WRITTEN INSTRUCTION: Please reproduce the data word for word, from its first line up to and including the line containing "1052 808 1072</box>".

[Entries from a dataset]
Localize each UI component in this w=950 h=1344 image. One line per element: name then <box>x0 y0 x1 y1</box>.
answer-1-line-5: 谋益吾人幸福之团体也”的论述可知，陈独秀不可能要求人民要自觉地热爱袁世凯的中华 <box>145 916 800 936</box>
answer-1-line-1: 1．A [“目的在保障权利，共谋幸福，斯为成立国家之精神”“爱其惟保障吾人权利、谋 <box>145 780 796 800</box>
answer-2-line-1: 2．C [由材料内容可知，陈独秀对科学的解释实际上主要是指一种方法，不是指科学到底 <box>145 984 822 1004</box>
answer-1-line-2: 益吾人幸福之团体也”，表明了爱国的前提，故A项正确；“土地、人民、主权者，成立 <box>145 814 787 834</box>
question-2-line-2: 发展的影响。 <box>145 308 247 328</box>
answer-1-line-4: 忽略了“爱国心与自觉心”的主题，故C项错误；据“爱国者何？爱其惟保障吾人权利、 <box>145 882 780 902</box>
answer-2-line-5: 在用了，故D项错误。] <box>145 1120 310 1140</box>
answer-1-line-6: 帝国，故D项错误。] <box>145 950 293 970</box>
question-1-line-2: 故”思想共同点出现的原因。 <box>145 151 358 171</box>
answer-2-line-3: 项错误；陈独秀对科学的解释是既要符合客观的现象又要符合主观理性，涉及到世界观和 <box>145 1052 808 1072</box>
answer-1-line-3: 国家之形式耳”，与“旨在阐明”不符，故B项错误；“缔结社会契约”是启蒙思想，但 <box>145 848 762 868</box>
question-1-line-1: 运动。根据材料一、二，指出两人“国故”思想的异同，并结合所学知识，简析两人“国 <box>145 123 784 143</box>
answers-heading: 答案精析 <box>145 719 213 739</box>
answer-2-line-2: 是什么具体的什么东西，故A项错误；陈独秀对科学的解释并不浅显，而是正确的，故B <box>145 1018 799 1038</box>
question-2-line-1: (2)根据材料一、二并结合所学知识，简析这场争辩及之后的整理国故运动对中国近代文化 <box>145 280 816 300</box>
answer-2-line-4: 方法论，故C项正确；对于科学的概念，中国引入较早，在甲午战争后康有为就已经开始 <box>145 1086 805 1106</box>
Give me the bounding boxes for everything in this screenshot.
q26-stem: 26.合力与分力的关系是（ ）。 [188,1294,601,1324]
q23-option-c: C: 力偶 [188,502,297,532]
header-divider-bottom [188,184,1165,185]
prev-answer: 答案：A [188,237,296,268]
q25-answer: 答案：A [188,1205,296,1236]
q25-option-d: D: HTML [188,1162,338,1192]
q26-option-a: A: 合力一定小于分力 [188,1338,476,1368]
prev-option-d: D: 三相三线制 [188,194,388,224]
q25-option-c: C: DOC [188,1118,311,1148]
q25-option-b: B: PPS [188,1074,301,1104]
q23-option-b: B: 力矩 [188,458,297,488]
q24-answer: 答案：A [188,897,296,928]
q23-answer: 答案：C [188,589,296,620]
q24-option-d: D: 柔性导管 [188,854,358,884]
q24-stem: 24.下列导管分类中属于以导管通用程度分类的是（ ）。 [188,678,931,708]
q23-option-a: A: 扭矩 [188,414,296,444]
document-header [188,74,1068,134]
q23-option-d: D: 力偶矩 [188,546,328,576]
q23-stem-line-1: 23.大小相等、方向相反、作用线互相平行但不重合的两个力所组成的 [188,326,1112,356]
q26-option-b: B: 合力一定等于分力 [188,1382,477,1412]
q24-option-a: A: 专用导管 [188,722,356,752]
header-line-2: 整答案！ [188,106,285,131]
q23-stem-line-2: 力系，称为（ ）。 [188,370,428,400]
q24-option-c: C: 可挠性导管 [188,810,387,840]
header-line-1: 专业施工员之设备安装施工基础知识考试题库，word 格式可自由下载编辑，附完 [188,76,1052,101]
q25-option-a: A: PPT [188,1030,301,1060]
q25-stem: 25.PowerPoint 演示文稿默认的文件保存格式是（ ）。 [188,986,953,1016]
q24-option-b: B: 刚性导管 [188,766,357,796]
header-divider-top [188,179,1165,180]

TASK SOLUTION:
Localize each UI component in this w=950 h=1344 image. One line per element: name then <box>x0 y0 x1 y1</box>.
answer-1-line-5: 谋益吾人幸福之团体也”的论述可知，陈独秀不可能要求人民要自觉地热爱袁世凯的中华 <box>145 916 800 936</box>
answer-1-line-1: 1．A [“目的在保障权利，共谋幸福，斯为成立国家之精神”“爱其惟保障吾人权利、谋 <box>145 780 796 800</box>
answer-2-line-1: 2．C [由材料内容可知，陈独秀对科学的解释实际上主要是指一种方法，不是指科学到底 <box>145 984 822 1004</box>
answer-1-line-2: 益吾人幸福之团体也”，表明了爱国的前提，故A项正确；“土地、人民、主权者，成立 <box>145 814 787 834</box>
question-2-line-2: 发展的影响。 <box>145 308 247 328</box>
answer-1-line-4: 忽略了“爱国心与自觉心”的主题，故C项错误；据“爱国者何？爱其惟保障吾人权利、 <box>145 882 780 902</box>
answer-2-line-5: 在用了，故D项错误。] <box>145 1120 310 1140</box>
answer-1-line-6: 帝国，故D项错误。] <box>145 950 293 970</box>
question-1-line-2: 故”思想共同点出现的原因。 <box>145 151 358 171</box>
answer-2-line-3: 项错误；陈独秀对科学的解释是既要符合客观的现象又要符合主观理性，涉及到世界观和 <box>145 1052 808 1072</box>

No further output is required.